* [Given request]: Repeat each entry in full, exactly.
======== Provided data
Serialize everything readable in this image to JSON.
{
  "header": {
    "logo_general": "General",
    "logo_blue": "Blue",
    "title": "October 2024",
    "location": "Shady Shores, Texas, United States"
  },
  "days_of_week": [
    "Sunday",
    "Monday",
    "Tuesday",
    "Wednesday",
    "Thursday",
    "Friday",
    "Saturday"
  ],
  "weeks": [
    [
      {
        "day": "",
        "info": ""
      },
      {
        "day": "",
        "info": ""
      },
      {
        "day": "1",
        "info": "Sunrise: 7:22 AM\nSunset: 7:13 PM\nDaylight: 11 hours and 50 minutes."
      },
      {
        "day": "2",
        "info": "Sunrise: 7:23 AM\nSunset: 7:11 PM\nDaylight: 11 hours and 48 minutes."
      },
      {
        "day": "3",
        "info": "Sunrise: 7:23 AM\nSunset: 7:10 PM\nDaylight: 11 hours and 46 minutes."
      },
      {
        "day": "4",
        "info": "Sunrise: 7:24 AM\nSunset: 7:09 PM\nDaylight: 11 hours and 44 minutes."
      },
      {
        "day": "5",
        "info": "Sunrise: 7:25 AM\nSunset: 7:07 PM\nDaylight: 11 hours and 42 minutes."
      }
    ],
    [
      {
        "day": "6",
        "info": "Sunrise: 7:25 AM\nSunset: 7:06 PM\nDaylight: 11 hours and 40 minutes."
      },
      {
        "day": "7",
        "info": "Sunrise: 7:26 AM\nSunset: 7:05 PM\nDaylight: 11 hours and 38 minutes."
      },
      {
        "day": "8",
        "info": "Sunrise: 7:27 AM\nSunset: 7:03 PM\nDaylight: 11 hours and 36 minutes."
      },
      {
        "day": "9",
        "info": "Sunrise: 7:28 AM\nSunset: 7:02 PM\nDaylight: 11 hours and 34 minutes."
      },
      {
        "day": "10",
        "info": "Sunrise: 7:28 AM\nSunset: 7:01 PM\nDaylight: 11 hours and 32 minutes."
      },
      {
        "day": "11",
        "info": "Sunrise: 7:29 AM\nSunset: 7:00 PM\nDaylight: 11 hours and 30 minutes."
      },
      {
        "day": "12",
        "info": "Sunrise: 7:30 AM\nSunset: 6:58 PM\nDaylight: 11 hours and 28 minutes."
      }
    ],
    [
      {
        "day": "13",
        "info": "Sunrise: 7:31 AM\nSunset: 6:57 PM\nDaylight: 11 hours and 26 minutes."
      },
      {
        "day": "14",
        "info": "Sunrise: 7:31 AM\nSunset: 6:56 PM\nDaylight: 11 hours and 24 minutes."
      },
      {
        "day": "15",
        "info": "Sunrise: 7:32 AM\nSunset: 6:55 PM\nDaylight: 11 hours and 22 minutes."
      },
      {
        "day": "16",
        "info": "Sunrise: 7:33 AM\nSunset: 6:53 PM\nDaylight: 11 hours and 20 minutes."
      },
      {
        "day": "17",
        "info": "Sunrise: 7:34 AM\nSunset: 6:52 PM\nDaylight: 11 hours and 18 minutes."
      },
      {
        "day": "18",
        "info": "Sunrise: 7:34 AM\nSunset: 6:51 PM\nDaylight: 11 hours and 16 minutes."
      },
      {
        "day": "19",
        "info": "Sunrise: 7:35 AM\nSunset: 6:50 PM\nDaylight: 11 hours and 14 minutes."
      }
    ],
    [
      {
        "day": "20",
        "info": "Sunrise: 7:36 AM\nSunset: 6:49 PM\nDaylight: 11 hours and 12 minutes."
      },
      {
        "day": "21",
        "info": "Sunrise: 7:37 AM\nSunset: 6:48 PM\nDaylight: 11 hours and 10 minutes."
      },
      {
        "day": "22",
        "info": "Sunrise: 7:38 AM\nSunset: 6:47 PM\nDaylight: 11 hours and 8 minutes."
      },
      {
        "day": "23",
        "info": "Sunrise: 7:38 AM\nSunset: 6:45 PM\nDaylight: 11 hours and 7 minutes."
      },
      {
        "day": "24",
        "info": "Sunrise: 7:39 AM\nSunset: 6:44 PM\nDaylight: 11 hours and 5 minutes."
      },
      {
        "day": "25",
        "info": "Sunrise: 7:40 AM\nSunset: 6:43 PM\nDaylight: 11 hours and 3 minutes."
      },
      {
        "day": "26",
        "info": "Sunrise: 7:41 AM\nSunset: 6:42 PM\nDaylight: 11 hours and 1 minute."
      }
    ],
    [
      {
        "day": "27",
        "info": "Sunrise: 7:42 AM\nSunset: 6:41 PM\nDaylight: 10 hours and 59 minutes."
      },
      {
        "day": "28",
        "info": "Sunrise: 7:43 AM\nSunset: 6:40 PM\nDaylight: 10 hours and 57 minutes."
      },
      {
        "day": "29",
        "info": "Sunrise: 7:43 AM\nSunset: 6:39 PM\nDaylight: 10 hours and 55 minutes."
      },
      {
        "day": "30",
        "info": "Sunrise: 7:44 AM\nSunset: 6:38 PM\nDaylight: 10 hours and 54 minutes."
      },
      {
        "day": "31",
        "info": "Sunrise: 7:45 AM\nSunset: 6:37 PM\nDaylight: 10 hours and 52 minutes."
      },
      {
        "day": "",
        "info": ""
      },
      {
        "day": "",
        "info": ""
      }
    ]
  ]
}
================
* [Solution to this exercise]:
Serialize everything readable in this image to JSON.
{
  "header": {
    "logo_general": "General",
    "logo_blue": "Blue",
    "title": "October 2024",
    "location": "Shady Shores, Texas, United States"
  },
  "days_of_week": [
    "Sunday",
    "Monday",
    "Tuesday",
    "Wednesday",
    "Thursday",
    "Friday",
    "Saturday"
  ],
  "weeks": [
    [
      {
        "day": "",
        "info": ""
      },
      {
        "day": "",
        "info": ""
      },
      {
        "day": "1",
        "info": "Sunrise: 7:22 AM\nSunset: 7:13 PM\nDaylight: 11 hours and 50 minutes."
      },
      {
        "day": "2",
        "info": "Sunrise: 7:23 AM\nSunset: 7:11 PM\nDaylight: 11 hours and 48 minutes."
      },
      {
        "day": "3",
        "info": "Sunrise: 7:23 AM\nSunset: 7:10 PM\nDaylight: 11 hours and 46 minutes."
      },
      {
        "day": "4",
        "info": "Sunrise: 7:24 AM\nSunset: 7:09 PM\nDaylight: 11 hours and 44 minutes."
      },
      {
        "day": "5",
        "info": "Sunrise: 7:25 AM\nSunset: 7:07 PM\nDaylight: 11 hours and 42 minutes."
      }
    ],
    [
      {
        "day": "6",
        "info": "Sunrise: 7:25 AM\nSunset: 7:06 PM\nDaylight: 11 hours and 40 minutes."
      },
      {
        "day": "7",
        "info": "Sunrise: 7:26 AM\nSunset: 7:05 PM\nDaylight: 11 hours and 38 minutes."
      },
      {
        "day": "8",
        "info": "Sunrise: 7:27 AM\nSunset: 7:03 PM\nDaylight: 11 hours and 36 minutes."
      },
      {
        "day": "9",
        "info": "Sunrise: 7:28 AM\nSunset: 7:02 PM\nDaylight: 11 hours and 34 minutes."
      },
      {
        "day": "10",
        "info": "Sunrise: 7:28 AM\nSunset: 7:01 PM\nDaylight: 11 hours and 32 minutes."
      },
      {
        "day": "11",
        "info": "Sunrise: 7:29 AM\nSunset: 7:00 PM\nDaylight: 11 hours and 30 minutes."
      },
      {
        "day": "12",
        "info": "Sunrise: 7:30 AM\nSunset: 6:58 PM\nDaylight: 11 hours and 28 minutes."
      }
    ],
    [
      {
        "day": "13",
        "info": "Sunrise: 7:31 AM\nSunset: 6:57 PM\nDaylight: 11 hours and 26 minutes."
      },
      {
        "day": "14",
        "info": "Sunrise: 7:31 AM\nSunset: 6:56 PM\nDaylight: 11 hours and 24 minutes."
      },
      {
        "day": "15",
        "info": "Sunrise: 7:32 AM\nSunset: 6:55 PM\nDaylight: 11 hours and 22 minutes."
      },
      {
        "day": "16",
        "info": "Sunrise: 7:33 AM\nSunset: 6:53 PM\nDaylight: 11 hours and 20 minutes."
      },
      {
        "day": "17",
        "info": "Sunrise: 7:34 AM\nSunset: 6:52 PM\nDaylight: 11 hours and 18 minutes."
      },
      {
        "day": "18",
        "info": "Sunrise: 7:34 AM\nSunset: 6:51 PM\nDaylight: 11 hours and 16 minutes."
      },
      {
        "day": "19",
        "info": "Sunrise: 7:35 AM\nSunset: 6:50 PM\nDaylight: 11 hours and 14 minutes."
      }
    ],
    [
      {
        "day": "20",
        "info": "Sunrise: 7:36 AM\nSunset: 6:49 PM\nDaylight: 11 hours and 12 minutes."
      },
      {
        "day": "21",
        "info": "Sunrise: 7:37 AM\nSunset: 6:48 PM\nDaylight: 11 hours and 10 minutes."
      },
      {
        "day": "22",
        "info": "Sunrise: 7:38 AM\nSunset: 6:47 PM\nDaylight: 11 hours and 8 minutes."
      },
      {
        "day": "23",
        "info": "Sunrise: 7:38 AM\nSunset: 6:45 PM\nDaylight: 11 hours and 7 minutes."
      },
      {
        "day": "24",
        "info": "Sunrise: 7:39 AM\nSunset: 6:44 PM\nDaylight: 11 hours and 5 minutes."
      },
      {
        "day": "25",
        "info": "Sunrise: 7:40 AM\nSunset: 6:43 PM\nDaylight: 11 hours and 3 minutes."
      },
      {
        "day": "26",
        "info": "Sunrise: 7:41 AM\nSunset: 6:42 PM\nDaylight: 11 hours and 1 minute."
      }
    ],
    [
      {
        "day": "27",
        "info": "Sunrise: 7:42 AM\nSunset: 6:41 PM\nDaylight: 10 hours and 59 minutes."
      },
      {
        "day": "28",
        "info": "Sunrise: 7:43 AM\nSunset: 6:40 PM\nDaylight: 10 hours and 57 minutes."
      },
      {
        "day": "29",
        "info": "Sunrise: 7:43 AM\nSunset: 6:39 PM\nDaylight: 10 hours and 55 minutes."
      },
      {
        "day": "30",
        "info": "Sunrise: 7:44 AM\nSunset: 6:38 PM\nDaylight: 10 hours and 54 minutes."
      },
      {
        "day": "31",
        "info": "Sunrise: 7:45 AM\nSunset: 6:37 PM\nDaylight: 10 hours and 52 minutes."
      },
      {
        "day": "",
        "info": ""
      },
      {
        "day": "",
        "info": ""
      }
    ]
  ]
}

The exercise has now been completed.